Saved data entries
-- BEGIN --

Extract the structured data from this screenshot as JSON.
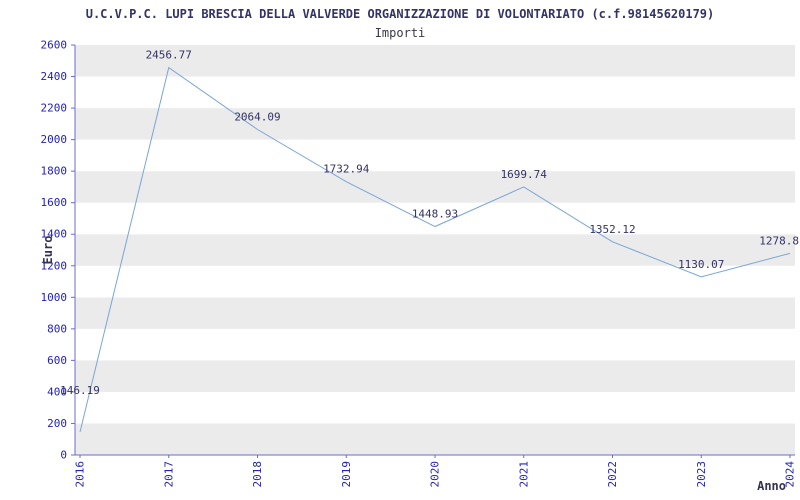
{
  "page": {
    "title": "U.C.V.P.C. LUPI BRESCIA DELLA VALVERDE ORGANIZZAZIONE DI VOLONTARIATO (c.f.98145620179)",
    "subtitle": "Importi"
  },
  "chart_data": {
    "type": "line",
    "title": "Importi",
    "xlabel": "Anno",
    "ylabel": "Euro",
    "x": [
      2016,
      2017,
      2018,
      2019,
      2020,
      2021,
      2022,
      2023,
      2024
    ],
    "values": [
      146.19,
      2456.77,
      2064.09,
      1732.94,
      1448.93,
      1699.74,
      1352.12,
      1130.07,
      1278.8
    ],
    "labels": [
      "146.19",
      "2456.77",
      "2064.09",
      "1732.94",
      "1448.93",
      "1699.74",
      "1352.12",
      "1130.07",
      "1278.8"
    ],
    "ylim": [
      0,
      2600
    ],
    "ytick_step": 200,
    "grid": "alternating-bands",
    "legend": "none",
    "line_color": "#7aa5d8",
    "band_color": "#ebebeb",
    "band_alt_color": "#ffffff",
    "tick_color": "#2222bb",
    "axis_color": "#6b6bd0",
    "value_label_color": "#333366",
    "axis_title_color": "#333355"
  }
}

-- END --

OBJECTIVE: Would you mind returning each entry above word for word, skipping the images?

SOLUTION TO THE EXERCISE:
Extract the structured data from this screenshot as JSON.
{
  "page": {
    "title": "U.C.V.P.C. LUPI BRESCIA DELLA VALVERDE ORGANIZZAZIONE DI VOLONTARIATO (c.f.98145620179)",
    "subtitle": "Importi"
  },
  "chart_data": {
    "type": "line",
    "title": "Importi",
    "xlabel": "Anno",
    "ylabel": "Euro",
    "x": [
      2016,
      2017,
      2018,
      2019,
      2020,
      2021,
      2022,
      2023,
      2024
    ],
    "values": [
      146.19,
      2456.77,
      2064.09,
      1732.94,
      1448.93,
      1699.74,
      1352.12,
      1130.07,
      1278.8
    ],
    "labels": [
      "146.19",
      "2456.77",
      "2064.09",
      "1732.94",
      "1448.93",
      "1699.74",
      "1352.12",
      "1130.07",
      "1278.8"
    ],
    "ylim": [
      0,
      2600
    ],
    "ytick_step": 200,
    "grid": "alternating-bands",
    "legend": "none",
    "line_color": "#7aa5d8",
    "band_color": "#ebebeb",
    "band_alt_color": "#ffffff",
    "tick_color": "#2222bb",
    "axis_color": "#6b6bd0",
    "value_label_color": "#333366",
    "axis_title_color": "#333355"
  }
}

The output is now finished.